▶ PROBLEM STATEMENT
From the listing below, select every line where the word "zalicza" appears.

▶ INPUT RECORDS
········
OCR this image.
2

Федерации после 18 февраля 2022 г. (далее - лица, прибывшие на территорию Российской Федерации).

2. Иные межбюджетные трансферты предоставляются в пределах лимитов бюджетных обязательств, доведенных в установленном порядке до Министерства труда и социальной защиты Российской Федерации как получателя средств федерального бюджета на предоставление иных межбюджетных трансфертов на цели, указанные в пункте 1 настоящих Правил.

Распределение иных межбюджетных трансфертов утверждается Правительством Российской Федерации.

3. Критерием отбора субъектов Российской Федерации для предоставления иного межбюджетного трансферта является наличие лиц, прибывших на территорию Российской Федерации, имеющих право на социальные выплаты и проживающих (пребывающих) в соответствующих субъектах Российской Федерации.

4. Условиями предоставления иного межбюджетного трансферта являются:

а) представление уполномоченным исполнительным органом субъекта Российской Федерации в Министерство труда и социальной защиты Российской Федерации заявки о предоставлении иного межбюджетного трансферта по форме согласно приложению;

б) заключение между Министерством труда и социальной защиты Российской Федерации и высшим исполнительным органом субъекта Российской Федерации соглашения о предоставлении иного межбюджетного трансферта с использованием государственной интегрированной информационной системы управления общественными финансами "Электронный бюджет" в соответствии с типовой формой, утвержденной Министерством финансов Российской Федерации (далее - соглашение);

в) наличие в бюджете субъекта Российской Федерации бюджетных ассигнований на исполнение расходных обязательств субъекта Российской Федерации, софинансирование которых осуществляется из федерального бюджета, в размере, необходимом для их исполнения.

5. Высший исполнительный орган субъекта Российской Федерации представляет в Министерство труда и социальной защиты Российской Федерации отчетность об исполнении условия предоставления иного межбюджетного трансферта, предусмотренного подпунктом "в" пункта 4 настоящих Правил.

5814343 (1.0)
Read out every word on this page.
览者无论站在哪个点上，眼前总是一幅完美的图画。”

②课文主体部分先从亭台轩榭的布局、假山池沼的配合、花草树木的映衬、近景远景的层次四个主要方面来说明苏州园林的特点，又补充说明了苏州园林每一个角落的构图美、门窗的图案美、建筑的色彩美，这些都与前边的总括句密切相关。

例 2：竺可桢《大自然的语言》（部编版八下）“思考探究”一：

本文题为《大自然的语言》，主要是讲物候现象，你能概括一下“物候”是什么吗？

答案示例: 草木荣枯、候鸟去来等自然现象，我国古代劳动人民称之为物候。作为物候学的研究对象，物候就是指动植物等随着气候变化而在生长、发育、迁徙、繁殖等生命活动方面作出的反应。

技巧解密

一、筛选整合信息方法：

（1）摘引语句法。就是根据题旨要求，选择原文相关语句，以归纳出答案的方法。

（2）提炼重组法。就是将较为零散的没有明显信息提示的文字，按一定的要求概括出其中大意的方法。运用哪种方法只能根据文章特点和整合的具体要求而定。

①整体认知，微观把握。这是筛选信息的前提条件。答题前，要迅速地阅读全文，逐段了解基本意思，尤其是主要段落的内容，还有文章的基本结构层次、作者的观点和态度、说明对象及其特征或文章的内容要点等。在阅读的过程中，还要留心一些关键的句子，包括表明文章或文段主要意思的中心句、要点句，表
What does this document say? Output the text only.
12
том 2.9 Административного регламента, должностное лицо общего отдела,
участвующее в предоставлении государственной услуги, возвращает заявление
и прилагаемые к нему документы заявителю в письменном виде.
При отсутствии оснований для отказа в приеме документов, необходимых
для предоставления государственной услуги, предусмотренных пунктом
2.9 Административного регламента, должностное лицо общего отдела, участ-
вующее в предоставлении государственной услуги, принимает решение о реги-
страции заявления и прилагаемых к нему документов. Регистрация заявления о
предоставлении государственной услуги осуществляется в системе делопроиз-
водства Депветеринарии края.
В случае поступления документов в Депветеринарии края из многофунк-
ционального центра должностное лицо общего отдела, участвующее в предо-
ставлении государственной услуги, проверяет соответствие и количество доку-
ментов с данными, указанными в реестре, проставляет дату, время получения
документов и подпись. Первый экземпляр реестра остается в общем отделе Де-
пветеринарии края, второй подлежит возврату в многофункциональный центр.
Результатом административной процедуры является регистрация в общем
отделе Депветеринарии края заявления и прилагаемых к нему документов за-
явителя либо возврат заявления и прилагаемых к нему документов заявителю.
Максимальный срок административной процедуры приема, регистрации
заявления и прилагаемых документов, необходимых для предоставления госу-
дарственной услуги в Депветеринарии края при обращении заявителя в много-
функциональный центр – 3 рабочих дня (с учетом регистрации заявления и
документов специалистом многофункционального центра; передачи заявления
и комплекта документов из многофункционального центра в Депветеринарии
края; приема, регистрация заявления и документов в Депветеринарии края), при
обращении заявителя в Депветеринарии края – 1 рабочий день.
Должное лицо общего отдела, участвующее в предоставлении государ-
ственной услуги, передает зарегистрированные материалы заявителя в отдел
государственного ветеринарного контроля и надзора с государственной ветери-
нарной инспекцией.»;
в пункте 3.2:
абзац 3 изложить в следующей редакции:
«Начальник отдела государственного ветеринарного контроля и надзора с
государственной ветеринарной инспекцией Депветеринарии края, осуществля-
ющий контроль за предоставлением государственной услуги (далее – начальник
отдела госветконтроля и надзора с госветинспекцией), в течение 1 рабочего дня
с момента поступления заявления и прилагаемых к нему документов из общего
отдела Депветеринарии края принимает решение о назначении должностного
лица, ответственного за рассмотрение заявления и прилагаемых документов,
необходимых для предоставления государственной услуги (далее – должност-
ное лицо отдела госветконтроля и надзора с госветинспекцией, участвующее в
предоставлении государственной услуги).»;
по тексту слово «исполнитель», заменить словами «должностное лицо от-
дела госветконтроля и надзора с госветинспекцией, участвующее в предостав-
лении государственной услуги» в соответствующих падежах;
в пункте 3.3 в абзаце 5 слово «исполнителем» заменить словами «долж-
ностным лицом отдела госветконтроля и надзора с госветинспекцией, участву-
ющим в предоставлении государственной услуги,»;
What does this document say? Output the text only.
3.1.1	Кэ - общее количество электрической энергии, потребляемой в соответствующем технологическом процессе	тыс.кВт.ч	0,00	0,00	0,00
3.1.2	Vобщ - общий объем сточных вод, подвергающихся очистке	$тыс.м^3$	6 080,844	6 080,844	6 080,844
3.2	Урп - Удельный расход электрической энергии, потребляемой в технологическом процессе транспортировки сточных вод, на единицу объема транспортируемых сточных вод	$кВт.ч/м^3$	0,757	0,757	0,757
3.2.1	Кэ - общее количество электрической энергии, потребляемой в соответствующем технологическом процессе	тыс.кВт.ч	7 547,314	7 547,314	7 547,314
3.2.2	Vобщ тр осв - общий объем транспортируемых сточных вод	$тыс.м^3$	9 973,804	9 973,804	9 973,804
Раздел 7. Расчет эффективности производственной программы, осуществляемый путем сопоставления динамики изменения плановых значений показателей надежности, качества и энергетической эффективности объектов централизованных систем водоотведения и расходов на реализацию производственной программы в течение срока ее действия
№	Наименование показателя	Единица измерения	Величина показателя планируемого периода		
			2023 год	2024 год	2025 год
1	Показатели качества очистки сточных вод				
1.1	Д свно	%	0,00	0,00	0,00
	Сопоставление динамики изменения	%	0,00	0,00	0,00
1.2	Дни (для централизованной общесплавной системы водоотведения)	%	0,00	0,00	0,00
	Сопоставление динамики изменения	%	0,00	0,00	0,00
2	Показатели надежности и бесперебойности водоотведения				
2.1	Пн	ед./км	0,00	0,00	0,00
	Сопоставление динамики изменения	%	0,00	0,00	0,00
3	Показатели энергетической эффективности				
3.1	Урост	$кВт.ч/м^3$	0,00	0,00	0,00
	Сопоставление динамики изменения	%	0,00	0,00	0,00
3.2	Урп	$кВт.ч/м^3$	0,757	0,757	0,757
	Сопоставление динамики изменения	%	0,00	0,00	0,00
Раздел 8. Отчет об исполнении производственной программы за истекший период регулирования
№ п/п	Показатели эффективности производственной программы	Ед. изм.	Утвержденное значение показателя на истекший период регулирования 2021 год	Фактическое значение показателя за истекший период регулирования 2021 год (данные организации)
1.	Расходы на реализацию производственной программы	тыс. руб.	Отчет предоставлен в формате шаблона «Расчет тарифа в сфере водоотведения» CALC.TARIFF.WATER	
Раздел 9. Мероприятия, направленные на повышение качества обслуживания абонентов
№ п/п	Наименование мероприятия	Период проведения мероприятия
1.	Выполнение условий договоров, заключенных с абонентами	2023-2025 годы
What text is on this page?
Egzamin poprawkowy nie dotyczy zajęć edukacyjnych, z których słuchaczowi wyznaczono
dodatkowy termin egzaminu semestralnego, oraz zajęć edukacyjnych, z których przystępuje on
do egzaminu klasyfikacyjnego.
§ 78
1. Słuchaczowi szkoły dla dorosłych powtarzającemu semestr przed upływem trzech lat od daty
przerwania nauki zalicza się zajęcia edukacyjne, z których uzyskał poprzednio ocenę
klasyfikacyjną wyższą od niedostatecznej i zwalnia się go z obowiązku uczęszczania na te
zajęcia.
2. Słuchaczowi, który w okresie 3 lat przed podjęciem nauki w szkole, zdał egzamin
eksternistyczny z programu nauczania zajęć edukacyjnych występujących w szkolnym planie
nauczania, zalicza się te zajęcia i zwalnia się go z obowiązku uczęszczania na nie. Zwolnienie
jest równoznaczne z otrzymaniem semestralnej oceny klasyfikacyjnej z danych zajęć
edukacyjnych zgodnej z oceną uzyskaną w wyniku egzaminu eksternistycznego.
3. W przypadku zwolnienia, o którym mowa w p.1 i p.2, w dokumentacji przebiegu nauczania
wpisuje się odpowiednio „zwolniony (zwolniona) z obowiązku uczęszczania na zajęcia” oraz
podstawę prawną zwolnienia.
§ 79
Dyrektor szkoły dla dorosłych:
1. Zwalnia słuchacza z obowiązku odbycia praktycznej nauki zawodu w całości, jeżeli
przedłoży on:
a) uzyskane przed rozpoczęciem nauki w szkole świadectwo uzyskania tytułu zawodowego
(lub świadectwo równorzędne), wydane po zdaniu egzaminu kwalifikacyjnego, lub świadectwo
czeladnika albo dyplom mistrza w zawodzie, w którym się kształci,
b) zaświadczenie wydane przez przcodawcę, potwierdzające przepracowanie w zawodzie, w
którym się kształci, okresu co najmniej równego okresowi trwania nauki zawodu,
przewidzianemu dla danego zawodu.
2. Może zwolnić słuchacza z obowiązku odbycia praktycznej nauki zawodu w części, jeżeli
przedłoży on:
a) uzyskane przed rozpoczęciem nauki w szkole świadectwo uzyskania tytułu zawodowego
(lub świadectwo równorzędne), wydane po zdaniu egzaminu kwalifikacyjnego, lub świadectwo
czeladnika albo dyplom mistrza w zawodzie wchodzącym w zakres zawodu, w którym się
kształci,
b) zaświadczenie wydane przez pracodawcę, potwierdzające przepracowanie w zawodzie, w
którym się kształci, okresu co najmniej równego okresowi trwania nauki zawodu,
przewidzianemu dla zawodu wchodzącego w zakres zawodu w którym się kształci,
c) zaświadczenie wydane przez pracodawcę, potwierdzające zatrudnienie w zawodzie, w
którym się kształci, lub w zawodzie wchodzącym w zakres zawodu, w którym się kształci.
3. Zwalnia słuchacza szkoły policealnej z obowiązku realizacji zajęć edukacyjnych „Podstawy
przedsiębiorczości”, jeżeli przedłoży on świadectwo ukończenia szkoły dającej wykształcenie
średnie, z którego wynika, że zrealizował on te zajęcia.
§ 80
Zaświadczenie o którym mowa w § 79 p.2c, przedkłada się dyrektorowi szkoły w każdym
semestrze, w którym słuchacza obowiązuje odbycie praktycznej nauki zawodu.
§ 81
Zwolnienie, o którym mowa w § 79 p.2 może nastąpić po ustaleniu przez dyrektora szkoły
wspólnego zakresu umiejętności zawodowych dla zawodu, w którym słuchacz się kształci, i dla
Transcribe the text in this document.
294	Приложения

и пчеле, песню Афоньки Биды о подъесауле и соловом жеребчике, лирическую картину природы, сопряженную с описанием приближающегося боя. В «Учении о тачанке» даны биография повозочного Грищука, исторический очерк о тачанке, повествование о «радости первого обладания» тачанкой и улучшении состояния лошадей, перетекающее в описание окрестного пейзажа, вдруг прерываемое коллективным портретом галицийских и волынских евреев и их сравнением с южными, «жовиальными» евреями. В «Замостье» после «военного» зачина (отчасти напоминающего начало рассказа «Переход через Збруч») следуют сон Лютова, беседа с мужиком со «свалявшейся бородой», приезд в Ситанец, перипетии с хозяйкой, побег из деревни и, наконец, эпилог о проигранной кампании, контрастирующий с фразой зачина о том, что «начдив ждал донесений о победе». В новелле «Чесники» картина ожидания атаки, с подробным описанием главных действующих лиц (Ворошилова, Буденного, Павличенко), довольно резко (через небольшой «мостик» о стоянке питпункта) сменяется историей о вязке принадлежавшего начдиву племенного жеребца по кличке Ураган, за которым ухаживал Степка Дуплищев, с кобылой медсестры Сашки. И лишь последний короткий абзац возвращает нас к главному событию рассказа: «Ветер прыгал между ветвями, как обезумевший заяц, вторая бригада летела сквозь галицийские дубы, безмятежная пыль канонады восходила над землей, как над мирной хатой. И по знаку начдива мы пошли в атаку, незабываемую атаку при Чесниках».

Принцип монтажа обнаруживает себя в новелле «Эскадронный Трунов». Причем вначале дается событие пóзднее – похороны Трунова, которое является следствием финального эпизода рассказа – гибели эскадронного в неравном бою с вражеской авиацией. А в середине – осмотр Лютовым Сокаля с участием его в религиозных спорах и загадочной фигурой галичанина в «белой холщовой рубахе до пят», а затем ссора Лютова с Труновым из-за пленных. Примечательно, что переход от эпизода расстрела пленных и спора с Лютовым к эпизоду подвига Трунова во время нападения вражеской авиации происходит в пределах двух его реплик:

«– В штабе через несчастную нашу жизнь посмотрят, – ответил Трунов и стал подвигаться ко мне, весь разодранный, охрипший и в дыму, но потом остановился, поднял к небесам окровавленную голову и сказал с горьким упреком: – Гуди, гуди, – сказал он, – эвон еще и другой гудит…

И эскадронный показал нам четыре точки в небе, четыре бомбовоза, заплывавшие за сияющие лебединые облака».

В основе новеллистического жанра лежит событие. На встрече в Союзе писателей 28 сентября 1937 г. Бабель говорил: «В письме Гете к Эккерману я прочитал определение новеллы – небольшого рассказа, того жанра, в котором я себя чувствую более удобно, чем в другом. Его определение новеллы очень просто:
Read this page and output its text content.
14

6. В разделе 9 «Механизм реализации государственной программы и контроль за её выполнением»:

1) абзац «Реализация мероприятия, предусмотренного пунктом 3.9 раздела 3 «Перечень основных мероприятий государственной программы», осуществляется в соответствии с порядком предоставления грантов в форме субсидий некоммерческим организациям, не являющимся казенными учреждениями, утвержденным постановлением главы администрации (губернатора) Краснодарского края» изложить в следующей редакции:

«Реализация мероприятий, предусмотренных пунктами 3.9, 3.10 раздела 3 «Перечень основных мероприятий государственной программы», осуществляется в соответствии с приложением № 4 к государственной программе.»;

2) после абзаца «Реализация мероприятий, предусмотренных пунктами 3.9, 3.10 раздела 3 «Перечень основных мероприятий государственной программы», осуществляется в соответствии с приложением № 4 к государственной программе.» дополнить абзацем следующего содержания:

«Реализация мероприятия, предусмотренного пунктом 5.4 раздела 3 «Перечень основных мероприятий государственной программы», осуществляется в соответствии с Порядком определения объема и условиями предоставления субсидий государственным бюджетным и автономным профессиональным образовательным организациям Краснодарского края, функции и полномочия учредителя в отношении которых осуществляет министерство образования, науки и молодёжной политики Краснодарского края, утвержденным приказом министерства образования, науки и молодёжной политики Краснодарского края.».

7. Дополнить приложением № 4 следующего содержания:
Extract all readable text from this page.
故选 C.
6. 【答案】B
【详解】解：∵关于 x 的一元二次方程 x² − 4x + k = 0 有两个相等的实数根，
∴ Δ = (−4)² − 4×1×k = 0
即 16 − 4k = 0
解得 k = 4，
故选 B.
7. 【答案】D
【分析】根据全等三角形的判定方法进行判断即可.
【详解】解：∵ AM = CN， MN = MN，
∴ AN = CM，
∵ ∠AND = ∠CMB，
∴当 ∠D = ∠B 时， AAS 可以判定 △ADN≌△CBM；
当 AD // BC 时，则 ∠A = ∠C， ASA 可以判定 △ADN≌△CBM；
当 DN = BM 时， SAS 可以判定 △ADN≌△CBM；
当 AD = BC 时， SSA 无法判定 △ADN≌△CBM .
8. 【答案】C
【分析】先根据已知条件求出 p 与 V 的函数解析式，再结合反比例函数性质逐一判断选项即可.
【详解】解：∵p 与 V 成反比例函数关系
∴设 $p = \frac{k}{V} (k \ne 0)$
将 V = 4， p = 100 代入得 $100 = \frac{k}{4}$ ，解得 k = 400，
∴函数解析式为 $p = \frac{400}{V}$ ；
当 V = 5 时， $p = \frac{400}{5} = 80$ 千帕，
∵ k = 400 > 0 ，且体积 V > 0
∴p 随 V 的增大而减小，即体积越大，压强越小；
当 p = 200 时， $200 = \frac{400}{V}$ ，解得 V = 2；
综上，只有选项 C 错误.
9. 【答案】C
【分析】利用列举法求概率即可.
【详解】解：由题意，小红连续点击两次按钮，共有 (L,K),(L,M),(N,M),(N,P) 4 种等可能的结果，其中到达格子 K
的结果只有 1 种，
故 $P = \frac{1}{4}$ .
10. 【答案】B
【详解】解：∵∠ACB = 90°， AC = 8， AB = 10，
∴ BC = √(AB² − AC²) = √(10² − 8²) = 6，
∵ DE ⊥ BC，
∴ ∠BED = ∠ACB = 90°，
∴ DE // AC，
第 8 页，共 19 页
········
▶ RESPONSE TO THE EXERCISE
przerwania nauki zalicza się zajęcia edukacyjne, z których uzyskał poprzednio ocenę
nauczania, zalicza się te zajęcia i zwalnia się go z obowiązku uczęszczania na nie. Zwolnienie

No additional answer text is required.